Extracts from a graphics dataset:
>> Start
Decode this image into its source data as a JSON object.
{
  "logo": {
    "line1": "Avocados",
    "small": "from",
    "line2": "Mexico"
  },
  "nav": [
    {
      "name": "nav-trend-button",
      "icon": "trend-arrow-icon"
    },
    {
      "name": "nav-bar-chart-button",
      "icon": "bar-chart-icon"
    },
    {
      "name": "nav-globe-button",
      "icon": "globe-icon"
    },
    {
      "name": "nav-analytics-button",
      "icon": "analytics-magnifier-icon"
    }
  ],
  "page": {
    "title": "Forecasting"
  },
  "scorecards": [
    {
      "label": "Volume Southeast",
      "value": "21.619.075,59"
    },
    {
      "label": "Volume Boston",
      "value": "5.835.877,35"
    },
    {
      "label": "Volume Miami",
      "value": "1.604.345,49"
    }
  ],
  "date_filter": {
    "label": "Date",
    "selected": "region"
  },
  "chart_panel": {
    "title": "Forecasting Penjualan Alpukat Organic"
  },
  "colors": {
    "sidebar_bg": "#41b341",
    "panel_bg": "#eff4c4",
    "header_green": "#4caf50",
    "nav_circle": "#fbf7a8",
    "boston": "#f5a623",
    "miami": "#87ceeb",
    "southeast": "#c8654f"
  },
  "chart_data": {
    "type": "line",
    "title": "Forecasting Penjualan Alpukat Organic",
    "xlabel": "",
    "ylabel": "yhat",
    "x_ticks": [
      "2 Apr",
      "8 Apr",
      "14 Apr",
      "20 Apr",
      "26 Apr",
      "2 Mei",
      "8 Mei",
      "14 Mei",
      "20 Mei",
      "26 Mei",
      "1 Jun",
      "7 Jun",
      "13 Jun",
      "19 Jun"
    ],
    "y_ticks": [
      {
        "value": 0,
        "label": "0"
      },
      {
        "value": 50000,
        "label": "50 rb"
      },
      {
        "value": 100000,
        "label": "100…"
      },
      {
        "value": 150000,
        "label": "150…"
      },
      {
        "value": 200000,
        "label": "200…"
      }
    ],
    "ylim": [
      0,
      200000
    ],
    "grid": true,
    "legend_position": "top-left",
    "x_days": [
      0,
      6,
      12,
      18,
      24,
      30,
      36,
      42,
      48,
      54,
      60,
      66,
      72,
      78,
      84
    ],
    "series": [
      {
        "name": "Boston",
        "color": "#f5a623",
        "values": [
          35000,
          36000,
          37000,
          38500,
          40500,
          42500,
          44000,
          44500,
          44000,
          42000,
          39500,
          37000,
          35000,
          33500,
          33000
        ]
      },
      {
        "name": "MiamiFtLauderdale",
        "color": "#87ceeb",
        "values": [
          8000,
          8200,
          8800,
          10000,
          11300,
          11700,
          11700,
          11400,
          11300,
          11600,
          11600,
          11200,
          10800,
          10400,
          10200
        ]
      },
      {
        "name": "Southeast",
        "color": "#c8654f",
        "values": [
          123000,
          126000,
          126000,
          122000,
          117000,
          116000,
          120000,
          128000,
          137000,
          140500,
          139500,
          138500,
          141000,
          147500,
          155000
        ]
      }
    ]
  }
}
>> End
Request: Write every entry out again exactly.

Task answer:
Decode this image into its source data as a JSON object.
{
  "logo": {
    "line1": "Avocados",
    "small": "from",
    "line2": "Mexico"
  },
  "nav": [
    {
      "name": "nav-trend-button",
      "icon": "trend-arrow-icon"
    },
    {
      "name": "nav-bar-chart-button",
      "icon": "bar-chart-icon"
    },
    {
      "name": "nav-globe-button",
      "icon": "globe-icon"
    },
    {
      "name": "nav-analytics-button",
      "icon": "analytics-magnifier-icon"
    }
  ],
  "page": {
    "title": "Forecasting"
  },
  "scorecards": [
    {
      "label": "Volume Southeast",
      "value": "21.619.075,59"
    },
    {
      "label": "Volume Boston",
      "value": "5.835.877,35"
    },
    {
      "label": "Volume Miami",
      "value": "1.604.345,49"
    }
  ],
  "date_filter": {
    "label": "Date",
    "selected": "region"
  },
  "chart_panel": {
    "title": "Forecasting Penjualan Alpukat Organic"
  },
  "colors": {
    "sidebar_bg": "#41b341",
    "panel_bg": "#eff4c4",
    "header_green": "#4caf50",
    "nav_circle": "#fbf7a8",
    "boston": "#f5a623",
    "miami": "#87ceeb",
    "southeast": "#c8654f"
  },
  "chart_data": {
    "type": "line",
    "title": "Forecasting Penjualan Alpukat Organic",
    "xlabel": "",
    "ylabel": "yhat",
    "x_ticks": [
      "2 Apr",
      "8 Apr",
      "14 Apr",
      "20 Apr",
      "26 Apr",
      "2 Mei",
      "8 Mei",
      "14 Mei",
      "20 Mei",
      "26 Mei",
      "1 Jun",
      "7 Jun",
      "13 Jun",
      "19 Jun"
    ],
    "y_ticks": [
      {
        "value": 0,
        "label": "0"
      },
      {
        "value": 50000,
        "label": "50 rb"
      },
      {
        "value": 100000,
        "label": "100…"
      },
      {
        "value": 150000,
        "label": "150…"
      },
      {
        "value": 200000,
        "label": "200…"
      }
    ],
    "ylim": [
      0,
      200000
    ],
    "grid": true,
    "legend_position": "top-left",
    "x_days": [
      0,
      6,
      12,
      18,
      24,
      30,
      36,
      42,
      48,
      54,
      60,
      66,
      72,
      78,
      84
    ],
    "series": [
      {
        "name": "Boston",
        "color": "#f5a623",
        "values": [
          35000,
          36000,
          37000,
          38500,
          40500,
          42500,
          44000,
          44500,
          44000,
          42000,
          39500,
          37000,
          35000,
          33500,
          33000
        ]
      },
      {
        "name": "MiamiFtLauderdale",
        "color": "#87ceeb",
        "values": [
          8000,
          8200,
          8800,
          10000,
          11300,
          11700,
          11700,
          11400,
          11300,
          11600,
          11600,
          11200,
          10800,
          10400,
          10200
        ]
      },
      {
        "name": "Southeast",
        "color": "#c8654f",
        "values": [
          123000,
          126000,
          126000,
          122000,
          117000,
          116000,
          120000,
          128000,
          137000,
          140500,
          139500,
          138500,
          141000,
          147500,
          155000
        ]
      }
    ]
  }
}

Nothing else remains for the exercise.